- _ENTRIES SUPPLIED_
<<<<

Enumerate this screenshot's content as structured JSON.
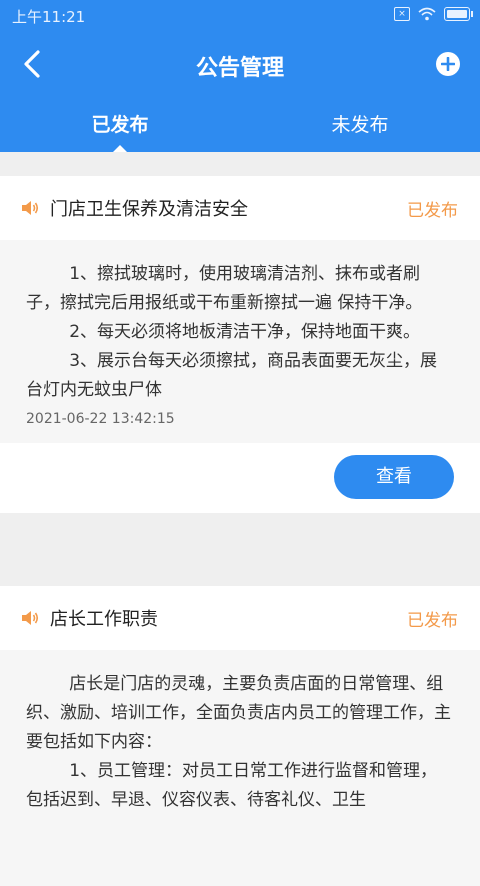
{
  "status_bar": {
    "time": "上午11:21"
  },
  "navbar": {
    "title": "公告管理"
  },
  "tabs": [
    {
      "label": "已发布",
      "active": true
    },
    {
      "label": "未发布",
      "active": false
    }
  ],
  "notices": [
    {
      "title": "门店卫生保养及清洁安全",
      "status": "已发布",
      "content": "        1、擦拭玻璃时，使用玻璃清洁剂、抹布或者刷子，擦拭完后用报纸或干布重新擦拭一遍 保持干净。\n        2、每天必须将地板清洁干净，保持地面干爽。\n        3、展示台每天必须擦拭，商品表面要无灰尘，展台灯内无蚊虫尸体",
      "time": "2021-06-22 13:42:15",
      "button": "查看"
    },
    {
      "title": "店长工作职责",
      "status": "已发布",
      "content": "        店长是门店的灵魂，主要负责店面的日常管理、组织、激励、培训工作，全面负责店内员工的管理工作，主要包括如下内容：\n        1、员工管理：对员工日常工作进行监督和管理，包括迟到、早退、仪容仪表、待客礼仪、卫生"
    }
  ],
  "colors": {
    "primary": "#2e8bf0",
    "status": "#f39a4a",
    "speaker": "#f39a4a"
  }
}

>>>>
<<<<

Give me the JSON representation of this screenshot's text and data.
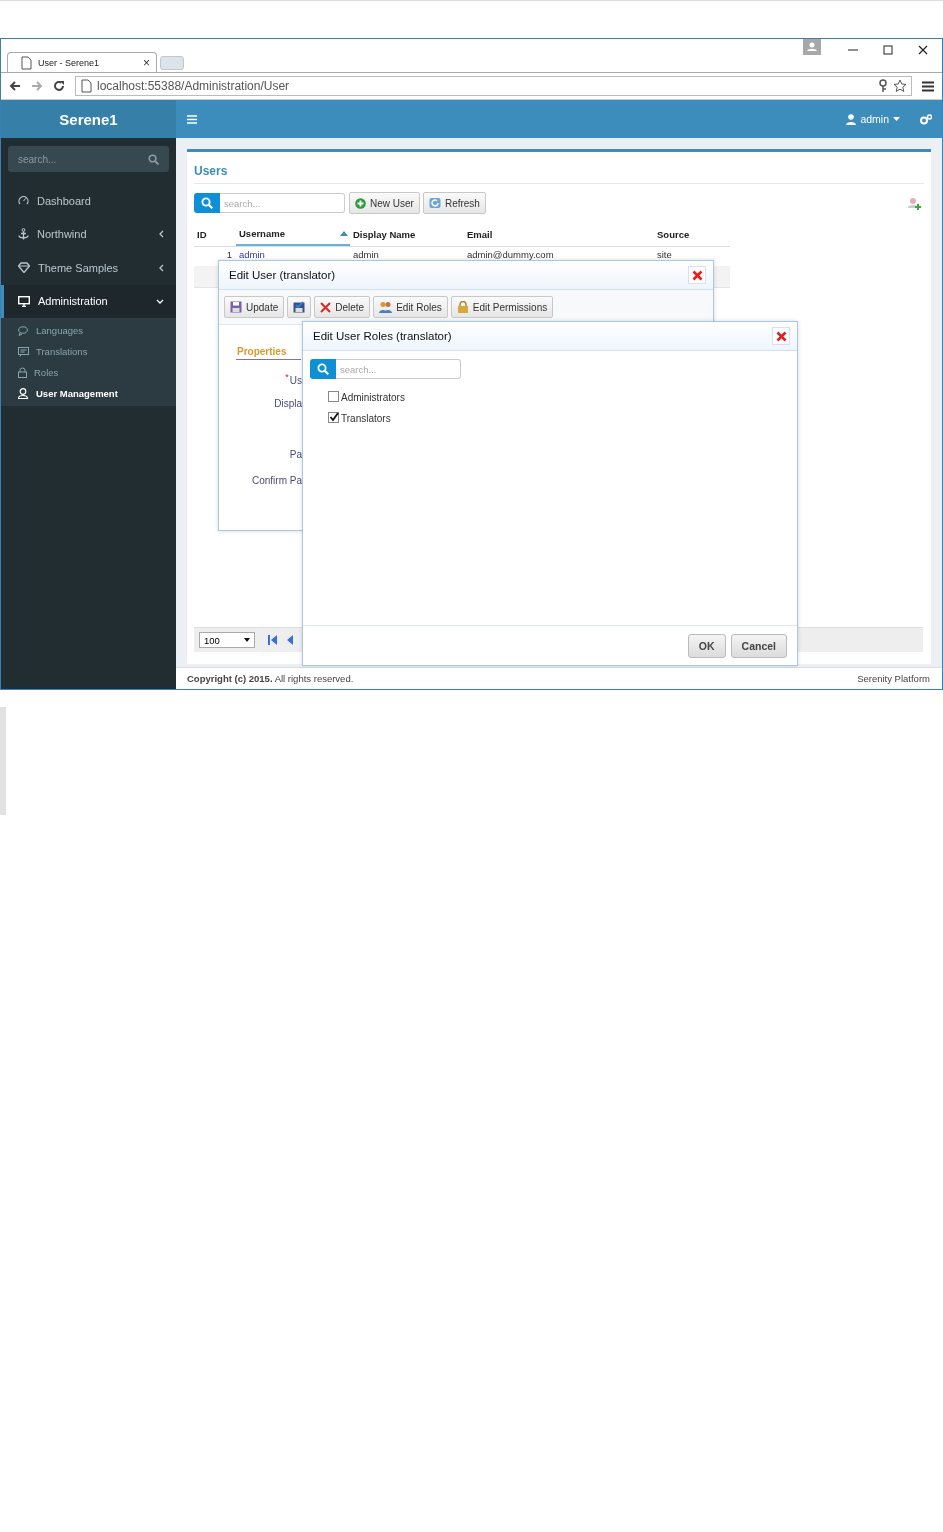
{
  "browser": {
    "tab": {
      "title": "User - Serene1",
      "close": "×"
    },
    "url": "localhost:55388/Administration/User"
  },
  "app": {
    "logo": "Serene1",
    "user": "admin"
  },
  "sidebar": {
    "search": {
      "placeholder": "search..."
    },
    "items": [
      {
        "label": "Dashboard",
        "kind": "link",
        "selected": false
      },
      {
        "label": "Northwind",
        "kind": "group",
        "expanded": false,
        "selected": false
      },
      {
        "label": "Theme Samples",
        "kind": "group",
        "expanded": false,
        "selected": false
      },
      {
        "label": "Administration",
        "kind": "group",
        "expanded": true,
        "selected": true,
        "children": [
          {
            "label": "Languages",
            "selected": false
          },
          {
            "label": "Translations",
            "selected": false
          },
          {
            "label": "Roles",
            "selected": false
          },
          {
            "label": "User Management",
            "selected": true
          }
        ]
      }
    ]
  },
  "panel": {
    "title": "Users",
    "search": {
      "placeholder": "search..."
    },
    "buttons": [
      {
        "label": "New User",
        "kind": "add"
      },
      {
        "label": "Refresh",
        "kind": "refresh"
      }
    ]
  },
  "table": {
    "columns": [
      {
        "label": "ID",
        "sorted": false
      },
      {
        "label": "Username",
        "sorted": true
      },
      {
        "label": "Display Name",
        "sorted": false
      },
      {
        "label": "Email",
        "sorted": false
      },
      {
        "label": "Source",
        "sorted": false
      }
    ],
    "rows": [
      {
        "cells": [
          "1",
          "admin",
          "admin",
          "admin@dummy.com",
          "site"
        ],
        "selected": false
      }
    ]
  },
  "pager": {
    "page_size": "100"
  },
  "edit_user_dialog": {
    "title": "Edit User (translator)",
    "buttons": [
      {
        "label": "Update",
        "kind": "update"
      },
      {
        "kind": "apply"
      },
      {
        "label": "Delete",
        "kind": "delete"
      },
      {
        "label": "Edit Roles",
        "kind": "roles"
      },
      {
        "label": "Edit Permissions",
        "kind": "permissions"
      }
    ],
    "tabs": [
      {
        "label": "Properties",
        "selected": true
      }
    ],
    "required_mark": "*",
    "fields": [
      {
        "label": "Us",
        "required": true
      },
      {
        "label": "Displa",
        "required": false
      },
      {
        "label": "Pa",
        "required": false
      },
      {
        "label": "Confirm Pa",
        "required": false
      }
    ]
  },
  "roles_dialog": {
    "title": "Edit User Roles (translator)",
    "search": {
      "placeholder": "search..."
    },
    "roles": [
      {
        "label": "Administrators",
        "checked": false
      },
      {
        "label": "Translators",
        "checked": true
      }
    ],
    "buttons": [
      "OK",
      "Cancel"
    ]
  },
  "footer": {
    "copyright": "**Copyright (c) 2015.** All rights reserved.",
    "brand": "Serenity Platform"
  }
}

>>>>

- _EXERCISE_
Find every line above that contains the word "screenshot", and return each one.

- _RESPONSE_
Enumerate this screenshot's content as structured JSON.
Give me the JSON representation of this screenshot's text and data.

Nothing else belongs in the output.